[RECORDS TO USE — start]
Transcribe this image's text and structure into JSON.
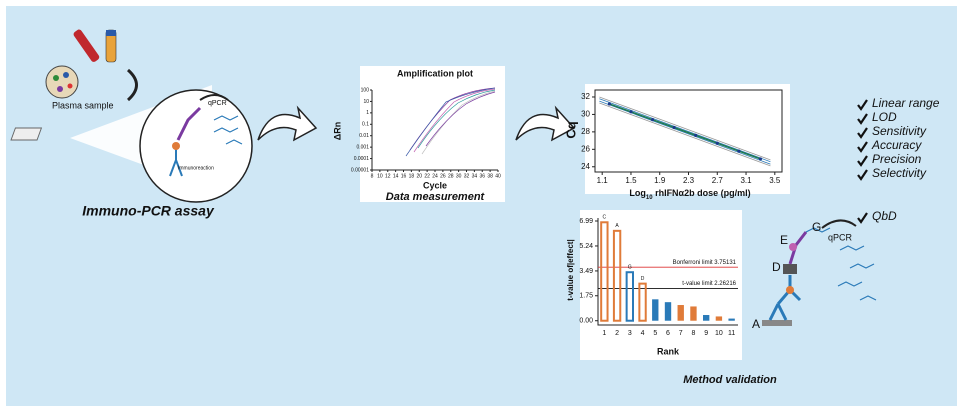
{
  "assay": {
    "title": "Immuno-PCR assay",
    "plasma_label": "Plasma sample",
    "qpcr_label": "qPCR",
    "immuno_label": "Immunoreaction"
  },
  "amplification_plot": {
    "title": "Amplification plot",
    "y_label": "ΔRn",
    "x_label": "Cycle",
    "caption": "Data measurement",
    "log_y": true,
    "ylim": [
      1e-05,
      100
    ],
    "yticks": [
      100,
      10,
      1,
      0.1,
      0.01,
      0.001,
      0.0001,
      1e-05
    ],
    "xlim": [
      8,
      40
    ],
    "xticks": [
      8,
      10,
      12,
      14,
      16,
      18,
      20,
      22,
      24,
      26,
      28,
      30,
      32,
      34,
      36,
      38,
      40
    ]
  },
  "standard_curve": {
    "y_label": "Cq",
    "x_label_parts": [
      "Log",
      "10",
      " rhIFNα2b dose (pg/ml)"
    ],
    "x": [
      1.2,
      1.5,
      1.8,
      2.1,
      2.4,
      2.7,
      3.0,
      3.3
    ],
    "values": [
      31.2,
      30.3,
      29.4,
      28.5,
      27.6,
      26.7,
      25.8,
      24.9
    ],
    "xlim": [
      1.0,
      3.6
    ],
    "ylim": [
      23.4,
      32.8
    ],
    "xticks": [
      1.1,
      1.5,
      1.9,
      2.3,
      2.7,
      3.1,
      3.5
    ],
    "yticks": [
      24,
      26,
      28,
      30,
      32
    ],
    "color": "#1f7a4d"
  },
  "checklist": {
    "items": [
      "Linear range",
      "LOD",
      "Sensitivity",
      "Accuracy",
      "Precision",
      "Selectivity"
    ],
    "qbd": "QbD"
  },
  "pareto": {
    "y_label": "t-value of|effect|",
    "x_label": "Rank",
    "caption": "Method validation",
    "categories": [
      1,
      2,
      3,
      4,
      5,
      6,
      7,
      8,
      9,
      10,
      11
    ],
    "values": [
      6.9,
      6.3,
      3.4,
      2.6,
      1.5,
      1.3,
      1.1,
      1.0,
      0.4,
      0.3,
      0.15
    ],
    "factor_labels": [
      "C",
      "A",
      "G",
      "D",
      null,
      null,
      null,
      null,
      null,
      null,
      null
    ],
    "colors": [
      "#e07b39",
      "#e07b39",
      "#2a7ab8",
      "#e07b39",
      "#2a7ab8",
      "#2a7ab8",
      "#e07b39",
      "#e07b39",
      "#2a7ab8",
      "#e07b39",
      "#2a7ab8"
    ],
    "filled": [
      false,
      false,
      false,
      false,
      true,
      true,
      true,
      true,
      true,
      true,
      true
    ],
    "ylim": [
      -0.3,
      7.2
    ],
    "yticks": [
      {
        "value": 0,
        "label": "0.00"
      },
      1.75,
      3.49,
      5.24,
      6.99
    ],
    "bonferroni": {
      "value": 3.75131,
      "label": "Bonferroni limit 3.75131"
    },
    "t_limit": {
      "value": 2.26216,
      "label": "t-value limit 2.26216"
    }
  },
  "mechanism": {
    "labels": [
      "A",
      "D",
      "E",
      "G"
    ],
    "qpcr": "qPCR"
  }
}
[RECORDS TO USE — finish]
[RECORDS TO USE — start]
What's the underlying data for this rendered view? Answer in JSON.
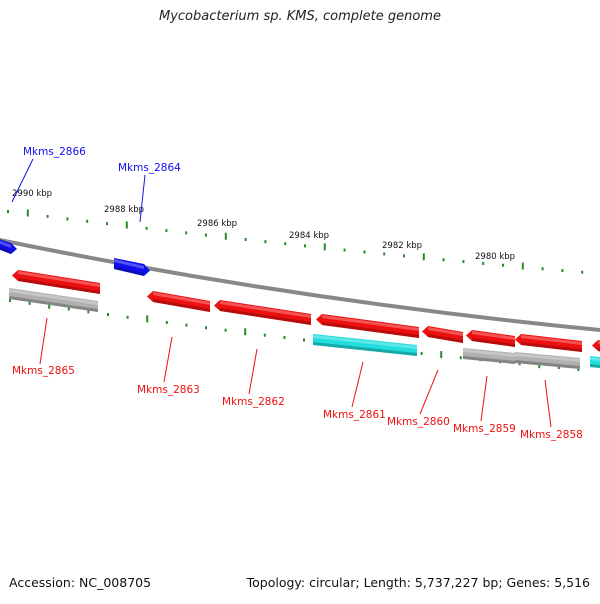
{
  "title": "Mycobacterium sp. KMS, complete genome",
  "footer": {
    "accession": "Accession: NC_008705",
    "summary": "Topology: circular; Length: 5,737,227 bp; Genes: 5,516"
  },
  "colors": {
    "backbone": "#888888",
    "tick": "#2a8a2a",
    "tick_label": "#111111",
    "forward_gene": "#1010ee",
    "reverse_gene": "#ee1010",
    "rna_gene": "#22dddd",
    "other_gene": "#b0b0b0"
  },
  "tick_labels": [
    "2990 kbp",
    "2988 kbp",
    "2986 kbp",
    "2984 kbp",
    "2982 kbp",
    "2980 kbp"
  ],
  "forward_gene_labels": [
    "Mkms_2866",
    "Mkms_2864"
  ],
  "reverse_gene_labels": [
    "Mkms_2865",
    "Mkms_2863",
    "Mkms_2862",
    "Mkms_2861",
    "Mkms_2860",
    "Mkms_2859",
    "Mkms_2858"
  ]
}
[RECORDS TO USE — finish]
## [WHAT IS REQUIRED]
Please find the lines in the data that contain the word "this" and copy them.

## [ANSWER SPACE]
Transcribe this image's text and structure into JSON.
What's the underlying data for this rendered view? Answer in JSON.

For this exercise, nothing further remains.